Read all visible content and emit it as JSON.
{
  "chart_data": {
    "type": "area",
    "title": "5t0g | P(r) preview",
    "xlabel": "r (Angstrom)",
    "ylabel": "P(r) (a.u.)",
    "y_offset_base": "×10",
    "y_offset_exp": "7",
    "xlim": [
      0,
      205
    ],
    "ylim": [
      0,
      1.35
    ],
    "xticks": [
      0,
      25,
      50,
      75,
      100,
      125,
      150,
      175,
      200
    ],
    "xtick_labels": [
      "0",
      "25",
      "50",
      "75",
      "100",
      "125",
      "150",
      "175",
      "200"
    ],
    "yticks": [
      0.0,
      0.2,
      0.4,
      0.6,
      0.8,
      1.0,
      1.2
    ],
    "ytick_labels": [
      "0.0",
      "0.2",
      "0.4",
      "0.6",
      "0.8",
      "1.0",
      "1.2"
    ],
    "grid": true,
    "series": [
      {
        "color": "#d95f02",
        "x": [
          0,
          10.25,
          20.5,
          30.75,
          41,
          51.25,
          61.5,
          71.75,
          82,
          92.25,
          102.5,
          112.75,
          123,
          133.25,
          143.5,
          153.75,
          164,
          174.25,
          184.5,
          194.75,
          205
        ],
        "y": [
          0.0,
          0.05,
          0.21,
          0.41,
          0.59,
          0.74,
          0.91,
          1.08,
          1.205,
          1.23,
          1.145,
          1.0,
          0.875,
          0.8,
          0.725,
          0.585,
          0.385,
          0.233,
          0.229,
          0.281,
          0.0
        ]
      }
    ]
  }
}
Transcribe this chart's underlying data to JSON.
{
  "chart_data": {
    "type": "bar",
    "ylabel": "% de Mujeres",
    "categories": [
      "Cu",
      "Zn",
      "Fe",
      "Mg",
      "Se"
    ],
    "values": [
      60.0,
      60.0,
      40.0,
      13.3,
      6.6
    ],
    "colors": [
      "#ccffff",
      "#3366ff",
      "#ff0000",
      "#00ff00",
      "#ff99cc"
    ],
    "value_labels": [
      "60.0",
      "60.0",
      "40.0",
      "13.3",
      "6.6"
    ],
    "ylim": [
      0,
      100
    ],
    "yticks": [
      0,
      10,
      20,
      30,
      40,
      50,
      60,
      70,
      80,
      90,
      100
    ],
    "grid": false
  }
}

+-------+

Direction
Send back each record exactly as it stands.

Exercise output
Read all visible content and emit it as JSON.
{
  "chart_data": {
    "type": "area",
    "title": "5t0g | P(r) preview",
    "xlabel": "r (Angstrom)",
    "ylabel": "P(r) (a.u.)",
    "y_offset_base": "×10",
    "y_offset_exp": "7",
    "xlim": [
      0,
      205
    ],
    "ylim": [
      0,
      1.35
    ],
    "xticks": [
      0,
      25,
      50,
      75,
      100,
      125,
      150,
      175,
      200
    ],
    "xtick_labels": [
      "0",
      "25",
      "50",
      "75",
      "100",
      "125",
      "150",
      "175",
      "200"
    ],
    "yticks": [
      0.0,
      0.2,
      0.4,
      0.6,
      0.8,
      1.0,
      1.2
    ],
    "ytick_labels": [
      "0.0",
      "0.2",
      "0.4",
      "0.6",
      "0.8",
      "1.0",
      "1.2"
    ],
    "grid": true,
    "series": [
      {
        "color": "#d95f02",
        "x": [
          0,
          10.25,
          20.5,
          30.75,
          41,
          51.25,
          61.5,
          71.75,
          82,
          92.25,
          102.5,
          112.75,
          123,
          133.25,
          143.5,
          153.75,
          164,
          174.25,
          184.5,
          194.75,
          205
        ],
        "y": [
          0.0,
          0.05,
          0.21,
          0.41,
          0.59,
          0.74,
          0.91,
          1.08,
          1.205,
          1.23,
          1.145,
          1.0,
          0.875,
          0.8,
          0.725,
          0.585,
          0.385,
          0.233,
          0.229,
          0.281,
          0.0
        ]
      }
    ]
  }
}
Transcribe this chart's underlying data to JSON.
{
  "chart_data": {
    "type": "bar",
    "ylabel": "% de Mujeres",
    "categories": [
      "Cu",
      "Zn",
      "Fe",
      "Mg",
      "Se"
    ],
    "values": [
      60.0,
      60.0,
      40.0,
      13.3,
      6.6
    ],
    "colors": [
      "#ccffff",
      "#3366ff",
      "#ff0000",
      "#00ff00",
      "#ff99cc"
    ],
    "value_labels": [
      "60.0",
      "60.0",
      "40.0",
      "13.3",
      "6.6"
    ],
    "ylim": [
      0,
      100
    ],
    "yticks": [
      0,
      10,
      20,
      30,
      40,
      50,
      60,
      70,
      80,
      90,
      100
    ],
    "grid": false
  }
}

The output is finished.